Reproduce each line exactly. Skip none.

== == ==

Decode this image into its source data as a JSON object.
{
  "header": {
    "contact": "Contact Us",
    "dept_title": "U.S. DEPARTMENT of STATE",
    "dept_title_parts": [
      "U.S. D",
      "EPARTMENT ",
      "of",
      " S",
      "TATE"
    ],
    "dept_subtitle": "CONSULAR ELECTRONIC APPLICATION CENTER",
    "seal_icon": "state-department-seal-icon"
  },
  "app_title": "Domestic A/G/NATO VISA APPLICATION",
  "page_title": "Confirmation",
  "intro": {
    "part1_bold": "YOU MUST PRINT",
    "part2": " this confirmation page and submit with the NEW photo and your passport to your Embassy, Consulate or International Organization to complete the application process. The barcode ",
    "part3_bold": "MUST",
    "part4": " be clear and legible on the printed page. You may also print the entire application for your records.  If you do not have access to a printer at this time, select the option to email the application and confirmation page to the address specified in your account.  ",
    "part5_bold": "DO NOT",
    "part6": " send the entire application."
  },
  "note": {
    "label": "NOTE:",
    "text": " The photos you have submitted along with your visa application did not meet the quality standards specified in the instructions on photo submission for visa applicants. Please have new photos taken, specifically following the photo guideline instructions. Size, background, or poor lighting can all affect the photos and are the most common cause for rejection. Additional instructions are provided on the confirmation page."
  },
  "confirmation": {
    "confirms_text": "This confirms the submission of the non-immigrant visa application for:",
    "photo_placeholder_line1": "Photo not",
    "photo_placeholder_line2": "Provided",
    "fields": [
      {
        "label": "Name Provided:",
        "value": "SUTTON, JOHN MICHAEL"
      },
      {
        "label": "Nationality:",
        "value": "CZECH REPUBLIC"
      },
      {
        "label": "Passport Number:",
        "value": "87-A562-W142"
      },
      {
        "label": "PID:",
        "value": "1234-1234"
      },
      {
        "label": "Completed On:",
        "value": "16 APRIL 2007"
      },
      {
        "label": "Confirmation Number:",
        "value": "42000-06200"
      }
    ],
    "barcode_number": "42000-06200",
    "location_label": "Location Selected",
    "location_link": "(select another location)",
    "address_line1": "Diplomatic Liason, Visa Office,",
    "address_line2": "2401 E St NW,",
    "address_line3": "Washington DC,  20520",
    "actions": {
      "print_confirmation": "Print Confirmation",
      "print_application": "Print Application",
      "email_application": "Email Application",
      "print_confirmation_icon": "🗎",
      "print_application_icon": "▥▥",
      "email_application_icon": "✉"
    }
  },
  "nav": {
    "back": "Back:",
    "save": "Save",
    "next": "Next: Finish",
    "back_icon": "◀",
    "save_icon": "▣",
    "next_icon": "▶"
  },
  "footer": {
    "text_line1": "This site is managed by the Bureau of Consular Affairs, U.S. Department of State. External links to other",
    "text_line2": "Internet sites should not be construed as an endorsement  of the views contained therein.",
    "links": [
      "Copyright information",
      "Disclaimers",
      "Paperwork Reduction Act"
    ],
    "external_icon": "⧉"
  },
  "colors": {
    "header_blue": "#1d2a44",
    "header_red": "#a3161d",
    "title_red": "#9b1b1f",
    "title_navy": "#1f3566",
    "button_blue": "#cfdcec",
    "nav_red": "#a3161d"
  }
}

== == ==

EXERCISE SOLUTION:
Decode this image into its source data as a JSON object.
{
  "header": {
    "contact": "Contact Us",
    "dept_title": "U.S. DEPARTMENT of STATE",
    "dept_title_parts": [
      "U.S. D",
      "EPARTMENT ",
      "of",
      " S",
      "TATE"
    ],
    "dept_subtitle": "CONSULAR ELECTRONIC APPLICATION CENTER",
    "seal_icon": "state-department-seal-icon"
  },
  "app_title": "Domestic A/G/NATO VISA APPLICATION",
  "page_title": "Confirmation",
  "intro": {
    "part1_bold": "YOU MUST PRINT",
    "part2": " this confirmation page and submit with the NEW photo and your passport to your Embassy, Consulate or International Organization to complete the application process. The barcode ",
    "part3_bold": "MUST",
    "part4": " be clear and legible on the printed page. You may also print the entire application for your records.  If you do not have access to a printer at this time, select the option to email the application and confirmation page to the address specified in your account.  ",
    "part5_bold": "DO NOT",
    "part6": " send the entire application."
  },
  "note": {
    "label": "NOTE:",
    "text": " The photos you have submitted along with your visa application did not meet the quality standards specified in the instructions on photo submission for visa applicants. Please have new photos taken, specifically following the photo guideline instructions. Size, background, or poor lighting can all affect the photos and are the most common cause for rejection. Additional instructions are provided on the confirmation page."
  },
  "confirmation": {
    "confirms_text": "This confirms the submission of the non-immigrant visa application for:",
    "photo_placeholder_line1": "Photo not",
    "photo_placeholder_line2": "Provided",
    "fields": [
      {
        "label": "Name Provided:",
        "value": "SUTTON, JOHN MICHAEL"
      },
      {
        "label": "Nationality:",
        "value": "CZECH REPUBLIC"
      },
      {
        "label": "Passport Number:",
        "value": "87-A562-W142"
      },
      {
        "label": "PID:",
        "value": "1234-1234"
      },
      {
        "label": "Completed On:",
        "value": "16 APRIL 2007"
      },
      {
        "label": "Confirmation Number:",
        "value": "42000-06200"
      }
    ],
    "barcode_number": "42000-06200",
    "location_label": "Location Selected",
    "location_link": "(select another location)",
    "address_line1": "Diplomatic Liason, Visa Office,",
    "address_line2": "2401 E St NW,",
    "address_line3": "Washington DC,  20520",
    "actions": {
      "print_confirmation": "Print Confirmation",
      "print_application": "Print Application",
      "email_application": "Email Application",
      "print_confirmation_icon": "🗎",
      "print_application_icon": "▥▥",
      "email_application_icon": "✉"
    }
  },
  "nav": {
    "back": "Back:",
    "save": "Save",
    "next": "Next: Finish",
    "back_icon": "◀",
    "save_icon": "▣",
    "next_icon": "▶"
  },
  "footer": {
    "text_line1": "This site is managed by the Bureau of Consular Affairs, U.S. Department of State. External links to other",
    "text_line2": "Internet sites should not be construed as an endorsement  of the views contained therein.",
    "links": [
      "Copyright information",
      "Disclaimers",
      "Paperwork Reduction Act"
    ],
    "external_icon": "⧉"
  },
  "colors": {
    "header_blue": "#1d2a44",
    "header_red": "#a3161d",
    "title_red": "#9b1b1f",
    "title_navy": "#1f3566",
    "button_blue": "#cfdcec",
    "nav_red": "#a3161d"
  }
}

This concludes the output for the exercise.